** start of DATA PROVIDED **

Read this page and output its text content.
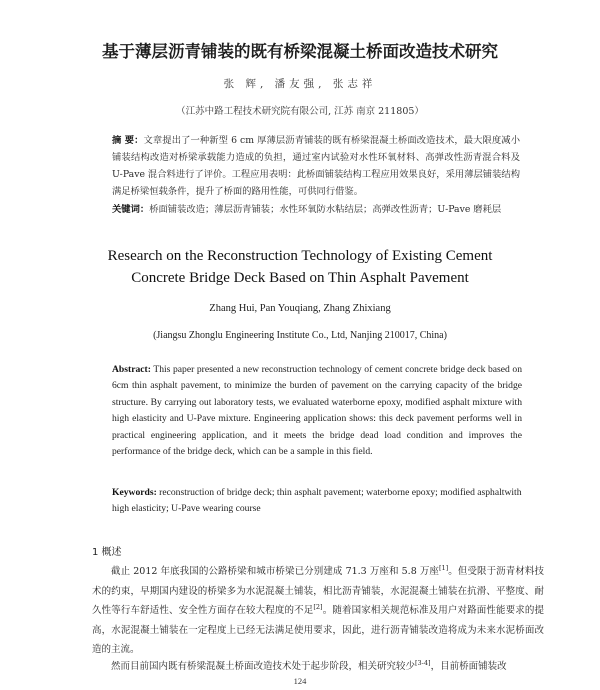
基于薄层沥青铺装的既有桥梁混凝土桥面改造技术研究
张 辉, 潘友强, 张志祥
（江苏中路工程技术研究院有限公司, 江苏 南京 211805）
摘 要：文章提出了一种新型 6 cm 厚薄层沥青铺装的既有桥梁混凝土桥面改造技术，最大限度减小铺装结构改造对桥梁承载能力造成的负担，通过室内试验对水性环氧材料、高弹改性沥青混合料及 U-Pave 混合料进行了评价。工程应用表明：此桥面铺装结构工程应用效果良好，采用薄层铺装结构满足桥梁恒载条件，提升了桥面的路用性能，可供同行借鉴。
关键词：桥面铺装改造；薄层沥青铺装；水性环氧防水粘结层；高弹改性沥青；U-Pave 磨耗层
Research on the Reconstruction Technology of Existing Cement
Concrete Bridge Deck Based on Thin Asphalt Pavement
Zhang Hui, Pan Youqiang, Zhang Zhixiang
(Jiangsu Zhonglu Engineering Institute Co., Ltd, Nanjing 210017, China)
Abstract: This paper presented a new reconstruction technology of cement concrete bridge deck based on 6cm thin asphalt pavement, to minimize the burden of pavement on the carrying capacity of the bridge structure. By carrying out laboratory tests, we evaluated waterborne epoxy, modified asphalt mixture with high elasticity and U-Pave mixture. Engineering application shows: this deck pavement performs well in practical engineering application, and it meets the bridge dead load condition and improves the performance of the bridge deck, which can be a sample in this field.
Keywords: reconstruction of bridge deck; thin asphalt pavement; waterborne epoxy; modified asphaltwith high elasticity; U-Pave wearing course
1 概述
截止 2012 年底我国的公路桥梁和城市桥梁已分别建成 71.3 万座和 5.8 万座[1]。但受限于沥青材料技术的约束，早期国内建设的桥梁多为水泥混凝土铺装，相比沥青铺装，水泥混凝土铺装在抗滑、平整度、耐久性等行车舒适性、安全性方面存在较大程度的不足[2]。随着国家相关规范标准及用户对路面性能要求的提高，水泥混凝土铺装在一定程度上已经无法满足使用要求，因此，进行沥青铺装改造将成为未来水泥桥面改造的主流。
然而目前国内既有桥梁混凝土桥面改造技术处于起步阶段，相关研究较少[3-4]，目前桥面铺装改
124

** end of DATA PROVIDED **

• EXERCISE INSTRUCTIONS: Restate the records above in full, word for word. Keep pictures out.

• IN RESPONSE:
Read this page and output its text content.
基于薄层沥青铺装的既有桥梁混凝土桥面改造技术研究
张 辉, 潘友强, 张志祥
（江苏中路工程技术研究院有限公司, 江苏 南京 211805）
摘 要：文章提出了一种新型 6 cm 厚薄层沥青铺装的既有桥梁混凝土桥面改造技术，最大限度减小铺装结构改造对桥梁承载能力造成的负担，通过室内试验对水性环氧材料、高弹改性沥青混合料及 U-Pave 混合料进行了评价。工程应用表明：此桥面铺装结构工程应用效果良好，采用薄层铺装结构满足桥梁恒载条件，提升了桥面的路用性能，可供同行借鉴。
关键词：桥面铺装改造；薄层沥青铺装；水性环氧防水粘结层；高弹改性沥青；U-Pave 磨耗层
Research on the Reconstruction Technology of Existing Cement
Concrete Bridge Deck Based on Thin Asphalt Pavement
Zhang Hui, Pan Youqiang, Zhang Zhixiang
(Jiangsu Zhonglu Engineering Institute Co., Ltd, Nanjing 210017, China)
Abstract: This paper presented a new reconstruction technology of cement concrete bridge deck based on 6cm thin asphalt pavement, to minimize the burden of pavement on the carrying capacity of the bridge structure. By carrying out laboratory tests, we evaluated waterborne epoxy, modified asphalt mixture with high elasticity and U-Pave mixture. Engineering application shows: this deck pavement performs well in practical engineering application, and it meets the bridge dead load condition and improves the performance of the bridge deck, which can be a sample in this field.
Keywords: reconstruction of bridge deck; thin asphalt pavement; waterborne epoxy; modified asphaltwith high elasticity; U-Pave wearing course
1 概述
截止 2012 年底我国的公路桥梁和城市桥梁已分别建成 71.3 万座和 5.8 万座[1]。但受限于沥青材料技术的约束，早期国内建设的桥梁多为水泥混凝土铺装，相比沥青铺装，水泥混凝土铺装在抗滑、平整度、耐久性等行车舒适性、安全性方面存在较大程度的不足[2]。随着国家相关规范标准及用户对路面性能要求的提高，水泥混凝土铺装在一定程度上已经无法满足使用要求，因此，进行沥青铺装改造将成为未来水泥桥面改造的主流。
然而目前国内既有桥梁混凝土桥面改造技术处于起步阶段，相关研究较少[3-4]，目前桥面铺装改
124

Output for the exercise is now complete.